## start Data supplied

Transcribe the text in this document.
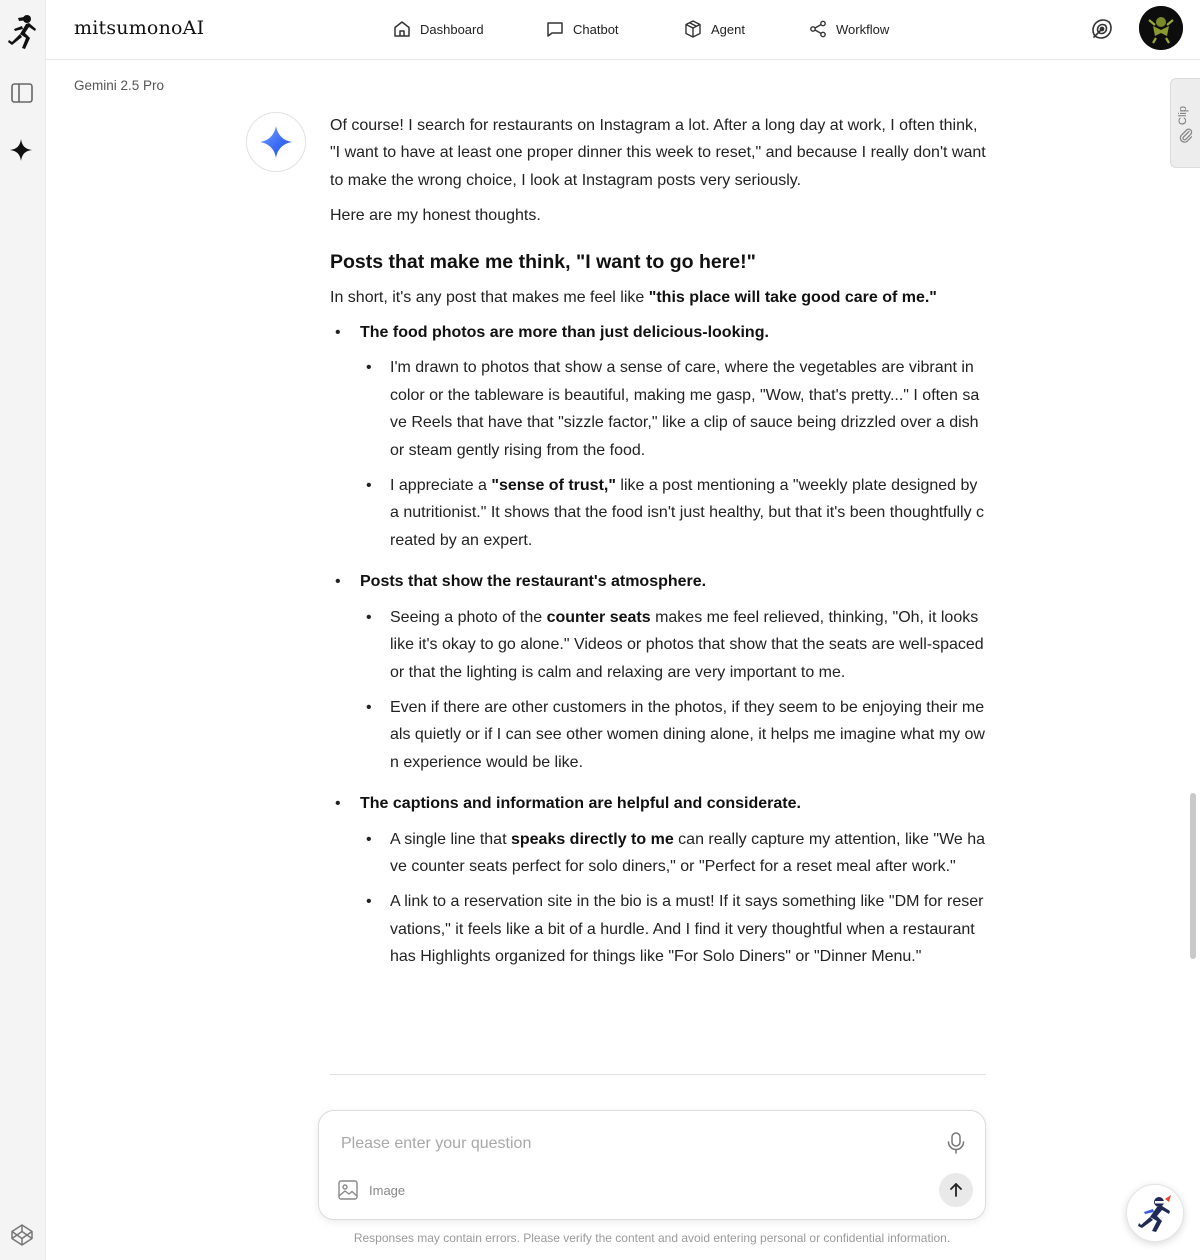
mitsumonoAI	Dashboard	Chatbot	Agent	Workflow
Gemini 2.5 Pro
Clip

Of course! I search for restaurants on Instagram a lot. After a long day at work, I often think, "I want to have at least one proper dinner this week to reset," and because I really don't want to make the wrong choice, I look at Instagram posts very seriously.

Here are my honest thoughts.

Posts that make me think, "I want to go here!"

In short, it's any post that makes me feel like "this place will take good care of me."

• The food photos are more than just delicious-looking.
• I'm drawn to photos that show a sense of care, where the vegetables are vibrant in color or the tableware is beautiful, making me gasp, "Wow, that's pretty..." I often save Reels that have that "sizzle factor," like a clip of sauce being drizzled over a dish or steam gently rising from the food.
• I appreciate a "sense of trust," like a post mentioning a "weekly plate designed by a nutritionist." It shows that the food isn't just healthy, but that it's been thoughtfully created by an expert.
• Posts that show the restaurant's atmosphere.
• Seeing a photo of the counter seats makes me feel relieved, thinking, "Oh, it looks like it's okay to go alone." Videos or photos that show that the seats are well-spaced or that the lighting is calm and relaxing are very important to me.
• Even if there are other customers in the photos, if they seem to be enjoying their meals quietly or if I can see other women dining alone, it helps me imagine what my own experience would be like.
• The captions and information are helpful and considerate.
• A single line that speaks directly to me can really capture my attention, like "We have counter seats perfect for solo diners," or "Perfect for a reset meal after work."
• A link to a reservation site in the bio is a must! If it says something like "DM for reservations," it feels like a bit of a hurdle. And I find it very thoughtful when a restaurant has Highlights organized for things like "For Solo Diners" or "Dinner Menu."
Please enter your question
Image
Responses may contain errors. Please verify the content and avoid entering personal or confidential information.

## end Data supplied

● **To do**: Give every record again exactly, apart from the pictures, which stay out.

● **The response**:
Transcribe the text in this document.
mitsumonoAI	Dashboard	Chatbot	Agent	Workflow
Gemini 2.5 Pro
Clip

Of course! I search for restaurants on Instagram a lot. After a long day at work, I often think, "I want to have at least one proper dinner this week to reset," and because I really don't want to make the wrong choice, I look at Instagram posts very seriously.

Here are my honest thoughts.

Posts that make me think, "I want to go here!"

In short, it's any post that makes me feel like "this place will take good care of me."

• The food photos are more than just delicious-looking.
• I'm drawn to photos that show a sense of care, where the vegetables are vibrant in color or the tableware is beautiful, making me gasp, "Wow, that's pretty..." I often save Reels that have that "sizzle factor," like a clip of sauce being drizzled over a dish or steam gently rising from the food.
• I appreciate a "sense of trust," like a post mentioning a "weekly plate designed by a nutritionist." It shows that the food isn't just healthy, but that it's been thoughtfully created by an expert.
• Posts that show the restaurant's atmosphere.
• Seeing a photo of the counter seats makes me feel relieved, thinking, "Oh, it looks like it's okay to go alone." Videos or photos that show that the seats are well-spaced or that the lighting is calm and relaxing are very important to me.
• Even if there are other customers in the photos, if they seem to be enjoying their meals quietly or if I can see other women dining alone, it helps me imagine what my own experience would be like.
• The captions and information are helpful and considerate.
• A single line that speaks directly to me can really capture my attention, like "We have counter seats perfect for solo diners," or "Perfect for a reset meal after work."
• A link to a reservation site in the bio is a must! If it says something like "DM for reservations," it feels like a bit of a hurdle. And I find it very thoughtful when a restaurant has Highlights organized for things like "For Solo Diners" or "Dinner Menu."
Please enter your question
Image
Responses may contain errors. Please verify the content and avoid entering personal or confidential information.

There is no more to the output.